** Start EXCERPTED DATA **

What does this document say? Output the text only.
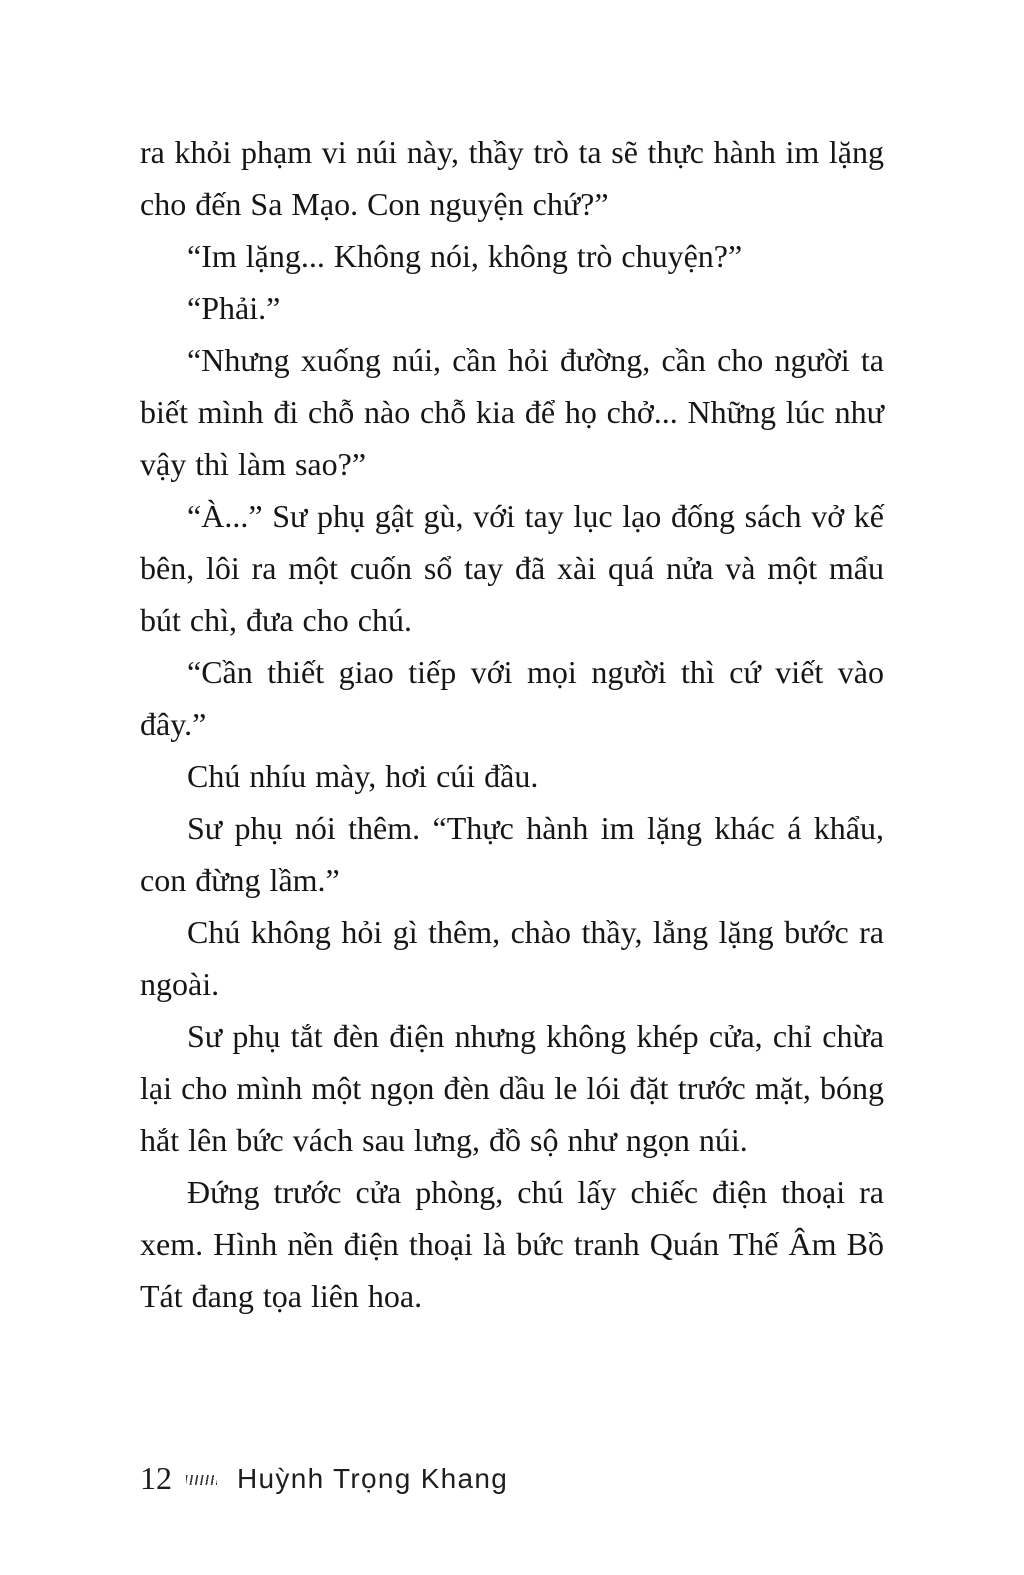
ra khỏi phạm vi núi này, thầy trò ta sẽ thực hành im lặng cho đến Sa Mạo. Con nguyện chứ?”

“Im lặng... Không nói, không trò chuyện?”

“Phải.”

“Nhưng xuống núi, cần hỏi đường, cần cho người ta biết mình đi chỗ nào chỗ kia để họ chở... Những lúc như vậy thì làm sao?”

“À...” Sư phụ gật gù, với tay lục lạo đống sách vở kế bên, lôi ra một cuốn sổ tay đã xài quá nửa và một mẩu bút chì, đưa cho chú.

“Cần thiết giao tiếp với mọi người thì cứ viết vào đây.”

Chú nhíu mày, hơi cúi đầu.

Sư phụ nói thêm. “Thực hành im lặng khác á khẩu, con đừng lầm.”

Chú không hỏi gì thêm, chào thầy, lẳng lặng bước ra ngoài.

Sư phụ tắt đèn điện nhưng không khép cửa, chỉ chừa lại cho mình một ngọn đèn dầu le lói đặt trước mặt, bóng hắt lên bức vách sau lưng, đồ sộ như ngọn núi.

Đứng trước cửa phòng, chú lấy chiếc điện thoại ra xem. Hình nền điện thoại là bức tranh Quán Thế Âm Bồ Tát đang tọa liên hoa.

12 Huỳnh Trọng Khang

** End EXCERPTED DATA **

Write out the full set of lines verbatim, without the pictures.

OUTPUT FOR THIS TASK =
What does this document say? Output the text only.
ra khỏi phạm vi núi này, thầy trò ta sẽ thực hành im lặng cho đến Sa Mạo. Con nguyện chứ?”

“Im lặng... Không nói, không trò chuyện?”

“Phải.”

“Nhưng xuống núi, cần hỏi đường, cần cho người ta biết mình đi chỗ nào chỗ kia để họ chở... Những lúc như vậy thì làm sao?”

“À...” Sư phụ gật gù, với tay lục lạo đống sách vở kế bên, lôi ra một cuốn sổ tay đã xài quá nửa và một mẩu bút chì, đưa cho chú.

“Cần thiết giao tiếp với mọi người thì cứ viết vào đây.”

Chú nhíu mày, hơi cúi đầu.

Sư phụ nói thêm. “Thực hành im lặng khác á khẩu, con đừng lầm.”

Chú không hỏi gì thêm, chào thầy, lẳng lặng bước ra ngoài.

Sư phụ tắt đèn điện nhưng không khép cửa, chỉ chừa lại cho mình một ngọn đèn dầu le lói đặt trước mặt, bóng hắt lên bức vách sau lưng, đồ sộ như ngọn núi.

Đứng trước cửa phòng, chú lấy chiếc điện thoại ra xem. Hình nền điện thoại là bức tranh Quán Thế Âm Bồ Tát đang tọa liên hoa.

12 Huỳnh Trọng Khang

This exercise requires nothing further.